» **Given instruction**: Quote all of the data exactly as given. Skip every picture it contains.
▬▬▬
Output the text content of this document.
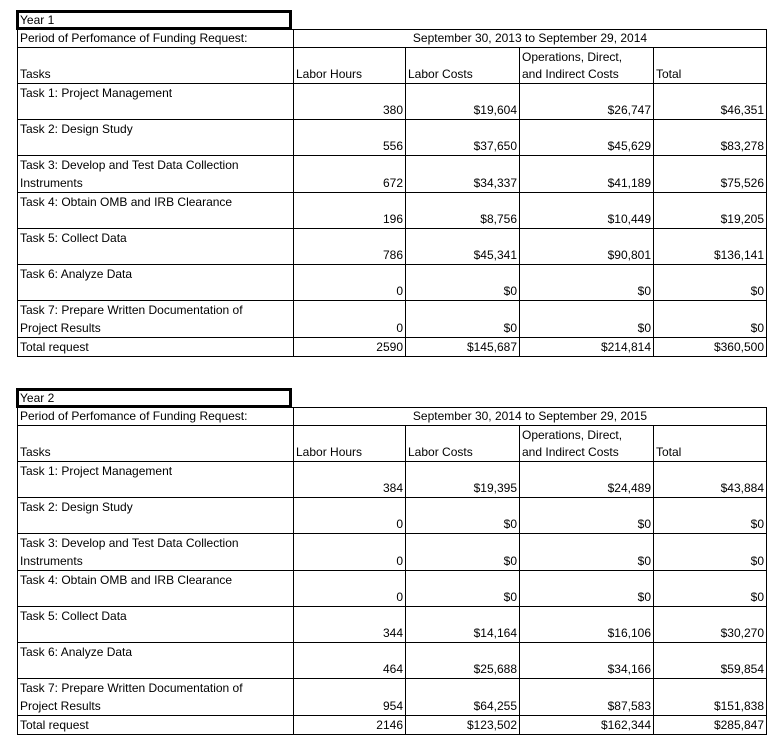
Year 1
Period of Perfomance of Funding Request:	September 30, 2013 to September 29, 2014			
Tasks	Labor Hours	Labor Costs	Operations, Direct,
and Indirect Costs	Total

Task 1: Project Management	380	$19,604	$26,747	$46,351

Task 2: Design Study	556	$37,650	$45,629	$83,278

Task 3: Develop and Test Data Collection
Instruments	672	$34,337	$41,189	$75,526

Task 4: Obtain OMB and IRB Clearance	196	$8,756	$10,449	$19,205

Task 5: Collect Data	786	$45,341	$90,801	$136,141

Task 6: Analyze Data	0	$0	$0	$0

Task 7: Prepare Written Documentation of
Project Results	0	$0	$0	$0
Total request	2590	$145,687	$214,814	$360,500
Year 2
Period of Perfomance of Funding Request:	September 30, 2014 to September 29, 2015			
Tasks	Labor Hours	Labor Costs	Operations, Direct,
and Indirect Costs	Total

Task 1: Project Management	384	$19,395	$24,489	$43,884

Task 2: Design Study	0	$0	$0	$0

Task 3: Develop and Test Data Collection
Instruments	0	$0	$0	$0

Task 4: Obtain OMB and IRB Clearance	0	$0	$0	$0

Task 5: Collect Data	344	$14,164	$16,106	$30,270

Task 6: Analyze Data	464	$25,688	$34,166	$59,854

Task 7: Prepare Written Documentation of
Project Results	954	$64,255	$87,583	$151,838
Total request	2146	$123,502	$162,344	$285,847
▬▬▬
» **Correct answer**:
Output the text content of this document.
Year 1
Period of Perfomance of Funding Request:	September 30, 2013 to September 29, 2014			
Tasks	Labor Hours	Labor Costs	Operations, Direct,
and Indirect Costs	Total

Task 1: Project Management	380	$19,604	$26,747	$46,351

Task 2: Design Study	556	$37,650	$45,629	$83,278

Task 3: Develop and Test Data Collection
Instruments	672	$34,337	$41,189	$75,526

Task 4: Obtain OMB and IRB Clearance	196	$8,756	$10,449	$19,205

Task 5: Collect Data	786	$45,341	$90,801	$136,141

Task 6: Analyze Data	0	$0	$0	$0

Task 7: Prepare Written Documentation of
Project Results	0	$0	$0	$0
Total request	2590	$145,687	$214,814	$360,500
Year 2
Period of Perfomance of Funding Request:	September 30, 2014 to September 29, 2015			
Tasks	Labor Hours	Labor Costs	Operations, Direct,
and Indirect Costs	Total

Task 1: Project Management	384	$19,395	$24,489	$43,884

Task 2: Design Study	0	$0	$0	$0

Task 3: Develop and Test Data Collection
Instruments	0	$0	$0	$0

Task 4: Obtain OMB and IRB Clearance	0	$0	$0	$0

Task 5: Collect Data	344	$14,164	$16,106	$30,270

Task 6: Analyze Data	464	$25,688	$34,166	$59,854

Task 7: Prepare Written Documentation of
Project Results	954	$64,255	$87,583	$151,838
Total request	2146	$123,502	$162,344	$285,847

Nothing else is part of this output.